--- INPUT DATA ---
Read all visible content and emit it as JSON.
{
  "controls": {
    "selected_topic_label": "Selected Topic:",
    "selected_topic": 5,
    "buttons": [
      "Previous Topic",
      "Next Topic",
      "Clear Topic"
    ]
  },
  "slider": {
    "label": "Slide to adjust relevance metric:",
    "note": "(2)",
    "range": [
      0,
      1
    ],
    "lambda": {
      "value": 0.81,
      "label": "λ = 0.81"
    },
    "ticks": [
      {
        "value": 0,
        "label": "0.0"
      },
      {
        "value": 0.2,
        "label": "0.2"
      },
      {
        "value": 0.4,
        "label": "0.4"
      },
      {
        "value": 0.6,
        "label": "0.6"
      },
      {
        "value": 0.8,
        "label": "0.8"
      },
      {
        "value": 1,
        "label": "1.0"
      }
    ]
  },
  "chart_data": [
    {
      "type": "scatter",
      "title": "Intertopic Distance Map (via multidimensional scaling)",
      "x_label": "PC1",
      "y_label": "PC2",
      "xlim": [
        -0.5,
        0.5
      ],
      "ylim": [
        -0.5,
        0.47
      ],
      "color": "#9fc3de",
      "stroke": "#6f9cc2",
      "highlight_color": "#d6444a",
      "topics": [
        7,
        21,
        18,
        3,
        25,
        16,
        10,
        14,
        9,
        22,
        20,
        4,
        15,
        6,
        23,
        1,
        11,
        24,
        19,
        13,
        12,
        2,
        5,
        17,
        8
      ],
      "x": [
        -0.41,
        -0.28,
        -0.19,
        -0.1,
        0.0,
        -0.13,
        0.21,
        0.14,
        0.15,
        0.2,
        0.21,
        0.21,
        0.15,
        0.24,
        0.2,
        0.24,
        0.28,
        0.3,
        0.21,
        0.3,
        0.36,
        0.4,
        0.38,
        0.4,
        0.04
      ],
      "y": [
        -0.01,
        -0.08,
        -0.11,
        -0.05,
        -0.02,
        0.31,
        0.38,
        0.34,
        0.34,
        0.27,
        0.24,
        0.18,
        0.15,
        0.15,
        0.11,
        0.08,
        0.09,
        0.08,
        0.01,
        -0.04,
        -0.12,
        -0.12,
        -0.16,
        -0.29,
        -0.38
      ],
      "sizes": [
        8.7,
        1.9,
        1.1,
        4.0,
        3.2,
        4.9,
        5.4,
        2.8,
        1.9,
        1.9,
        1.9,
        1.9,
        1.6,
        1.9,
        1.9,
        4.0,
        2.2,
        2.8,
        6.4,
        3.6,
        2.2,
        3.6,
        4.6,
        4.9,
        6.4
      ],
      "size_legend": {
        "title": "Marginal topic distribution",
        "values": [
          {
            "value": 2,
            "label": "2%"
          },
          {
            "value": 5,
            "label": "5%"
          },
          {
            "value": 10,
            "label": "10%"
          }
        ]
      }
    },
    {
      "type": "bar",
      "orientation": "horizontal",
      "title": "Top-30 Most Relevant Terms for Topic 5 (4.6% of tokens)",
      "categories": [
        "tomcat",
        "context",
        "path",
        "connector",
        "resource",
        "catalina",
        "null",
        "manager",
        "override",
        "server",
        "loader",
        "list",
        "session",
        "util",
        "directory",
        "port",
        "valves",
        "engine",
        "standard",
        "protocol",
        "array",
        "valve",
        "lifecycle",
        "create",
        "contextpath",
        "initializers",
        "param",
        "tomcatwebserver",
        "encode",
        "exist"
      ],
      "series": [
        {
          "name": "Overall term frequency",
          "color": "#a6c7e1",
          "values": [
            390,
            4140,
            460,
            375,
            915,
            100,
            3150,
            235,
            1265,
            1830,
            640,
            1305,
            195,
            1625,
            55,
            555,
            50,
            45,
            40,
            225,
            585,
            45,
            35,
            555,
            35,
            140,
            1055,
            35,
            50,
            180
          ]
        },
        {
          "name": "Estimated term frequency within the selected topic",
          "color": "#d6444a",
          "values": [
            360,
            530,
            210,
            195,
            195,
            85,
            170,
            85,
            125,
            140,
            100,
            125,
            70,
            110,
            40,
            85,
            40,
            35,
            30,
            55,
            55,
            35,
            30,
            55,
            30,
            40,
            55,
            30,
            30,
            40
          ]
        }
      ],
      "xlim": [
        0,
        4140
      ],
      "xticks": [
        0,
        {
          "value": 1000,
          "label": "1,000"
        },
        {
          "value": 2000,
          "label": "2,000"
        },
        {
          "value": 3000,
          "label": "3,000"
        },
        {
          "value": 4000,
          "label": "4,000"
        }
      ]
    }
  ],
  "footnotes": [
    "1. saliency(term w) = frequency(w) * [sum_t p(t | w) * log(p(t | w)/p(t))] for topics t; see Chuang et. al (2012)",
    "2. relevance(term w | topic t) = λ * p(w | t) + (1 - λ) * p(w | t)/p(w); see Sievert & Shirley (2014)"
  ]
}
---
Make an exact copy of all the data.

* **RESULT OF THE EXERCISE**:
Read all visible content and emit it as JSON.
{
  "controls": {
    "selected_topic_label": "Selected Topic:",
    "selected_topic": 5,
    "buttons": [
      "Previous Topic",
      "Next Topic",
      "Clear Topic"
    ]
  },
  "slider": {
    "label": "Slide to adjust relevance metric:",
    "note": "(2)",
    "range": [
      0,
      1
    ],
    "lambda": {
      "value": 0.81,
      "label": "λ = 0.81"
    },
    "ticks": [
      {
        "value": 0,
        "label": "0.0"
      },
      {
        "value": 0.2,
        "label": "0.2"
      },
      {
        "value": 0.4,
        "label": "0.4"
      },
      {
        "value": 0.6,
        "label": "0.6"
      },
      {
        "value": 0.8,
        "label": "0.8"
      },
      {
        "value": 1,
        "label": "1.0"
      }
    ]
  },
  "chart_data": [
    {
      "type": "scatter",
      "title": "Intertopic Distance Map (via multidimensional scaling)",
      "x_label": "PC1",
      "y_label": "PC2",
      "xlim": [
        -0.5,
        0.5
      ],
      "ylim": [
        -0.5,
        0.47
      ],
      "color": "#9fc3de",
      "stroke": "#6f9cc2",
      "highlight_color": "#d6444a",
      "topics": [
        7,
        21,
        18,
        3,
        25,
        16,
        10,
        14,
        9,
        22,
        20,
        4,
        15,
        6,
        23,
        1,
        11,
        24,
        19,
        13,
        12,
        2,
        5,
        17,
        8
      ],
      "x": [
        -0.41,
        -0.28,
        -0.19,
        -0.1,
        0.0,
        -0.13,
        0.21,
        0.14,
        0.15,
        0.2,
        0.21,
        0.21,
        0.15,
        0.24,
        0.2,
        0.24,
        0.28,
        0.3,
        0.21,
        0.3,
        0.36,
        0.4,
        0.38,
        0.4,
        0.04
      ],
      "y": [
        -0.01,
        -0.08,
        -0.11,
        -0.05,
        -0.02,
        0.31,
        0.38,
        0.34,
        0.34,
        0.27,
        0.24,
        0.18,
        0.15,
        0.15,
        0.11,
        0.08,
        0.09,
        0.08,
        0.01,
        -0.04,
        -0.12,
        -0.12,
        -0.16,
        -0.29,
        -0.38
      ],
      "sizes": [
        8.7,
        1.9,
        1.1,
        4.0,
        3.2,
        4.9,
        5.4,
        2.8,
        1.9,
        1.9,
        1.9,
        1.9,
        1.6,
        1.9,
        1.9,
        4.0,
        2.2,
        2.8,
        6.4,
        3.6,
        2.2,
        3.6,
        4.6,
        4.9,
        6.4
      ],
      "size_legend": {
        "title": "Marginal topic distribution",
        "values": [
          {
            "value": 2,
            "label": "2%"
          },
          {
            "value": 5,
            "label": "5%"
          },
          {
            "value": 10,
            "label": "10%"
          }
        ]
      }
    },
    {
      "type": "bar",
      "orientation": "horizontal",
      "title": "Top-30 Most Relevant Terms for Topic 5 (4.6% of tokens)",
      "categories": [
        "tomcat",
        "context",
        "path",
        "connector",
        "resource",
        "catalina",
        "null",
        "manager",
        "override",
        "server",
        "loader",
        "list",
        "session",
        "util",
        "directory",
        "port",
        "valves",
        "engine",
        "standard",
        "protocol",
        "array",
        "valve",
        "lifecycle",
        "create",
        "contextpath",
        "initializers",
        "param",
        "tomcatwebserver",
        "encode",
        "exist"
      ],
      "series": [
        {
          "name": "Overall term frequency",
          "color": "#a6c7e1",
          "values": [
            390,
            4140,
            460,
            375,
            915,
            100,
            3150,
            235,
            1265,
            1830,
            640,
            1305,
            195,
            1625,
            55,
            555,
            50,
            45,
            40,
            225,
            585,
            45,
            35,
            555,
            35,
            140,
            1055,
            35,
            50,
            180
          ]
        },
        {
          "name": "Estimated term frequency within the selected topic",
          "color": "#d6444a",
          "values": [
            360,
            530,
            210,
            195,
            195,
            85,
            170,
            85,
            125,
            140,
            100,
            125,
            70,
            110,
            40,
            85,
            40,
            35,
            30,
            55,
            55,
            35,
            30,
            55,
            30,
            40,
            55,
            30,
            30,
            40
          ]
        }
      ],
      "xlim": [
        0,
        4140
      ],
      "xticks": [
        0,
        {
          "value": 1000,
          "label": "1,000"
        },
        {
          "value": 2000,
          "label": "2,000"
        },
        {
          "value": 3000,
          "label": "3,000"
        },
        {
          "value": 4000,
          "label": "4,000"
        }
      ]
    }
  ],
  "footnotes": [
    "1. saliency(term w) = frequency(w) * [sum_t p(t | w) * log(p(t | w)/p(t))] for topics t; see Chuang et. al (2012)",
    "2. relevance(term w | topic t) = λ * p(w | t) + (1 - λ) * p(w | t)/p(w); see Sievert & Shirley (2014)"
  ]
}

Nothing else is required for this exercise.